=== Task prompt ===
Print every record below exactly as written.

=== The input ===
——————————

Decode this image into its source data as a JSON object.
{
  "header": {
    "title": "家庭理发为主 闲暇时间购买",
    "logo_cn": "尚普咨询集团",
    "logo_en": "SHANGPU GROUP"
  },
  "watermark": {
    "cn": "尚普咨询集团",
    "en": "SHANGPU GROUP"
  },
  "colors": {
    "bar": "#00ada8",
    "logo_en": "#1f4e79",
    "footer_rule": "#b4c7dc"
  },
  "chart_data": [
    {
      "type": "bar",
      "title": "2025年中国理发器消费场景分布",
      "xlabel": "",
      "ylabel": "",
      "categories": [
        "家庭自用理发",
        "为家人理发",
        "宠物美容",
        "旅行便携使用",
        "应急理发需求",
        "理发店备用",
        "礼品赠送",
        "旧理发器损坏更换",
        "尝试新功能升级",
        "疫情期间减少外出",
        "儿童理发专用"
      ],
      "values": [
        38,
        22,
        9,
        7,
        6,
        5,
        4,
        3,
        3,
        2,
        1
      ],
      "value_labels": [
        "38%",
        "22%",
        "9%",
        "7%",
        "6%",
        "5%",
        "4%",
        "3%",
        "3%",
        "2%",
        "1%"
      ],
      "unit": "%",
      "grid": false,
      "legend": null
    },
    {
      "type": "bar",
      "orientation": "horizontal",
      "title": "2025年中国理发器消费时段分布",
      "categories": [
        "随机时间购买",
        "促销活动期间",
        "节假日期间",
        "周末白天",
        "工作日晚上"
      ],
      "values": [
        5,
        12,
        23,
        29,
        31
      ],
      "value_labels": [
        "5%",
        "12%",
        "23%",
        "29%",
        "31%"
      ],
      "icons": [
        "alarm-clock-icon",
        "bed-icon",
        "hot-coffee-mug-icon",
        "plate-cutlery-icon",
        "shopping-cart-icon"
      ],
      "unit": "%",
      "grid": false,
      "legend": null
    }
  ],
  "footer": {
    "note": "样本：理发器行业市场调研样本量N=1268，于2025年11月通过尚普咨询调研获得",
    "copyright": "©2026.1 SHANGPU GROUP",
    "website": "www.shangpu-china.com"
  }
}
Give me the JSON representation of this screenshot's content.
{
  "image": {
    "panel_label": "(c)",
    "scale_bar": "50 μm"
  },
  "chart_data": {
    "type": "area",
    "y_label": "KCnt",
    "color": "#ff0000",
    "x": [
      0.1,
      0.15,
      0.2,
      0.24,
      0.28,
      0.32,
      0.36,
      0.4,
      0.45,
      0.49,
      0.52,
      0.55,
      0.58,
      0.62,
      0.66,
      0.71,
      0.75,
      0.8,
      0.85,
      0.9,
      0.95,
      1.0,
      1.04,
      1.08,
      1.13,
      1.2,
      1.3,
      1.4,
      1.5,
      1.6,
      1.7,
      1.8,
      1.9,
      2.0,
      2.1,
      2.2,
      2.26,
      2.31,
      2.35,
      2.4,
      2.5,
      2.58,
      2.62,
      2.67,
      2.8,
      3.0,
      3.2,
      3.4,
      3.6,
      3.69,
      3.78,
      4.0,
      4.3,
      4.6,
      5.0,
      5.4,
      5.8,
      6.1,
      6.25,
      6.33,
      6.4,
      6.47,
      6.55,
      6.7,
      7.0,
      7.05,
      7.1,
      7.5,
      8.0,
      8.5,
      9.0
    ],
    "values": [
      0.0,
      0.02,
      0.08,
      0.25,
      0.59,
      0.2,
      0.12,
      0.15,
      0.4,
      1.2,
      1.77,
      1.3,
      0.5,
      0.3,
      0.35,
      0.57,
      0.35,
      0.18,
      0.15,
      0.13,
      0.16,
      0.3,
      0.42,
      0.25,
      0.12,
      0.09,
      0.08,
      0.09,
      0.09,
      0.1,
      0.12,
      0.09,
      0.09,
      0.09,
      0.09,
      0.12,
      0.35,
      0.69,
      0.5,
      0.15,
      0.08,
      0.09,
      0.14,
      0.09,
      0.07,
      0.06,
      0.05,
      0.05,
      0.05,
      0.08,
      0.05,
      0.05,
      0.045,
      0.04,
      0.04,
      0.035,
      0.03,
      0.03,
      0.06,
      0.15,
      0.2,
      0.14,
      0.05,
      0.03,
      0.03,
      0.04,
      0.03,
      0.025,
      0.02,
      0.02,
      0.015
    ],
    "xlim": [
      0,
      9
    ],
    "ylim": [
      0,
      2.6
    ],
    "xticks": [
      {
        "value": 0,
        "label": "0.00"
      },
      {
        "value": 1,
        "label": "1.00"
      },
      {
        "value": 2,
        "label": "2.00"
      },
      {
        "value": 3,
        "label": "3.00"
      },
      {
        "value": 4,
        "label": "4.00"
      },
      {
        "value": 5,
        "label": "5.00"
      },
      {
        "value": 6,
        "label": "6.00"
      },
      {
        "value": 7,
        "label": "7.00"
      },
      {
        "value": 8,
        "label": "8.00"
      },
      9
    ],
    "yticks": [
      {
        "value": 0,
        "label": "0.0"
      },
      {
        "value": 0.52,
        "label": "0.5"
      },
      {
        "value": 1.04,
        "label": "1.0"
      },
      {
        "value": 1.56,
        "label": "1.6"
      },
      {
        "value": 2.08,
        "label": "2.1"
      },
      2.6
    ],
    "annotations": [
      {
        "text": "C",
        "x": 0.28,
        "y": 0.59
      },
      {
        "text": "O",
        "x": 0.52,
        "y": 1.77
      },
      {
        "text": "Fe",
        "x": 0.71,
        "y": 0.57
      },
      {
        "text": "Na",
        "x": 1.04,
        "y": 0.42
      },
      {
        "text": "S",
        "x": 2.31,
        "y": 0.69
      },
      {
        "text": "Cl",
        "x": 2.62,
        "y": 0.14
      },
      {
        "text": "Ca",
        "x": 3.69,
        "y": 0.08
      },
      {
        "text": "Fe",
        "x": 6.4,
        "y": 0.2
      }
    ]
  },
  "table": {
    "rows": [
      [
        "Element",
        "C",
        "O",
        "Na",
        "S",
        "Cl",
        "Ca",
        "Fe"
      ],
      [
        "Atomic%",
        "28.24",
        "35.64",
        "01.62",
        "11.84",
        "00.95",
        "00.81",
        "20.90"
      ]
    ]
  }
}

——————————

=== Solution for this problem ===
Decode this image into its source data as a JSON object.
{
  "header": {
    "title": "家庭理发为主 闲暇时间购买",
    "logo_cn": "尚普咨询集团",
    "logo_en": "SHANGPU GROUP"
  },
  "watermark": {
    "cn": "尚普咨询集团",
    "en": "SHANGPU GROUP"
  },
  "colors": {
    "bar": "#00ada8",
    "logo_en": "#1f4e79",
    "footer_rule": "#b4c7dc"
  },
  "chart_data": [
    {
      "type": "bar",
      "title": "2025年中国理发器消费场景分布",
      "xlabel": "",
      "ylabel": "",
      "categories": [
        "家庭自用理发",
        "为家人理发",
        "宠物美容",
        "旅行便携使用",
        "应急理发需求",
        "理发店备用",
        "礼品赠送",
        "旧理发器损坏更换",
        "尝试新功能升级",
        "疫情期间减少外出",
        "儿童理发专用"
      ],
      "values": [
        38,
        22,
        9,
        7,
        6,
        5,
        4,
        3,
        3,
        2,
        1
      ],
      "value_labels": [
        "38%",
        "22%",
        "9%",
        "7%",
        "6%",
        "5%",
        "4%",
        "3%",
        "3%",
        "2%",
        "1%"
      ],
      "unit": "%",
      "grid": false,
      "legend": null
    },
    {
      "type": "bar",
      "orientation": "horizontal",
      "title": "2025年中国理发器消费时段分布",
      "categories": [
        "随机时间购买",
        "促销活动期间",
        "节假日期间",
        "周末白天",
        "工作日晚上"
      ],
      "values": [
        5,
        12,
        23,
        29,
        31
      ],
      "value_labels": [
        "5%",
        "12%",
        "23%",
        "29%",
        "31%"
      ],
      "icons": [
        "alarm-clock-icon",
        "bed-icon",
        "hot-coffee-mug-icon",
        "plate-cutlery-icon",
        "shopping-cart-icon"
      ],
      "unit": "%",
      "grid": false,
      "legend": null
    }
  ],
  "footer": {
    "note": "样本：理发器行业市场调研样本量N=1268，于2025年11月通过尚普咨询调研获得",
    "copyright": "©2026.1 SHANGPU GROUP",
    "website": "www.shangpu-china.com"
  }
}
Give me the JSON representation of this screenshot's content.
{
  "image": {
    "panel_label": "(c)",
    "scale_bar": "50 μm"
  },
  "chart_data": {
    "type": "area",
    "y_label": "KCnt",
    "color": "#ff0000",
    "x": [
      0.1,
      0.15,
      0.2,
      0.24,
      0.28,
      0.32,
      0.36,
      0.4,
      0.45,
      0.49,
      0.52,
      0.55,
      0.58,
      0.62,
      0.66,
      0.71,
      0.75,
      0.8,
      0.85,
      0.9,
      0.95,
      1.0,
      1.04,
      1.08,
      1.13,
      1.2,
      1.3,
      1.4,
      1.5,
      1.6,
      1.7,
      1.8,
      1.9,
      2.0,
      2.1,
      2.2,
      2.26,
      2.31,
      2.35,
      2.4,
      2.5,
      2.58,
      2.62,
      2.67,
      2.8,
      3.0,
      3.2,
      3.4,
      3.6,
      3.69,
      3.78,
      4.0,
      4.3,
      4.6,
      5.0,
      5.4,
      5.8,
      6.1,
      6.25,
      6.33,
      6.4,
      6.47,
      6.55,
      6.7,
      7.0,
      7.05,
      7.1,
      7.5,
      8.0,
      8.5,
      9.0
    ],
    "values": [
      0.0,
      0.02,
      0.08,
      0.25,
      0.59,
      0.2,
      0.12,
      0.15,
      0.4,
      1.2,
      1.77,
      1.3,
      0.5,
      0.3,
      0.35,
      0.57,
      0.35,
      0.18,
      0.15,
      0.13,
      0.16,
      0.3,
      0.42,
      0.25,
      0.12,
      0.09,
      0.08,
      0.09,
      0.09,
      0.1,
      0.12,
      0.09,
      0.09,
      0.09,
      0.09,
      0.12,
      0.35,
      0.69,
      0.5,
      0.15,
      0.08,
      0.09,
      0.14,
      0.09,
      0.07,
      0.06,
      0.05,
      0.05,
      0.05,
      0.08,
      0.05,
      0.05,
      0.045,
      0.04,
      0.04,
      0.035,
      0.03,
      0.03,
      0.06,
      0.15,
      0.2,
      0.14,
      0.05,
      0.03,
      0.03,
      0.04,
      0.03,
      0.025,
      0.02,
      0.02,
      0.015
    ],
    "xlim": [
      0,
      9
    ],
    "ylim": [
      0,
      2.6
    ],
    "xticks": [
      {
        "value": 0,
        "label": "0.00"
      },
      {
        "value": 1,
        "label": "1.00"
      },
      {
        "value": 2,
        "label": "2.00"
      },
      {
        "value": 3,
        "label": "3.00"
      },
      {
        "value": 4,
        "label": "4.00"
      },
      {
        "value": 5,
        "label": "5.00"
      },
      {
        "value": 6,
        "label": "6.00"
      },
      {
        "value": 7,
        "label": "7.00"
      },
      {
        "value": 8,
        "label": "8.00"
      },
      9
    ],
    "yticks": [
      {
        "value": 0,
        "label": "0.0"
      },
      {
        "value": 0.52,
        "label": "0.5"
      },
      {
        "value": 1.04,
        "label": "1.0"
      },
      {
        "value": 1.56,
        "label": "1.6"
      },
      {
        "value": 2.08,
        "label": "2.1"
      },
      2.6
    ],
    "annotations": [
      {
        "text": "C",
        "x": 0.28,
        "y": 0.59
      },
      {
        "text": "O",
        "x": 0.52,
        "y": 1.77
      },
      {
        "text": "Fe",
        "x": 0.71,
        "y": 0.57
      },
      {
        "text": "Na",
        "x": 1.04,
        "y": 0.42
      },
      {
        "text": "S",
        "x": 2.31,
        "y": 0.69
      },
      {
        "text": "Cl",
        "x": 2.62,
        "y": 0.14
      },
      {
        "text": "Ca",
        "x": 3.69,
        "y": 0.08
      },
      {
        "text": "Fe",
        "x": 6.4,
        "y": 0.2
      }
    ]
  },
  "table": {
    "rows": [
      [
        "Element",
        "C",
        "O",
        "Na",
        "S",
        "Cl",
        "Ca",
        "Fe"
      ],
      [
        "Atomic%",
        "28.24",
        "35.64",
        "01.62",
        "11.84",
        "00.95",
        "00.81",
        "20.90"
      ]
    ]
  }
}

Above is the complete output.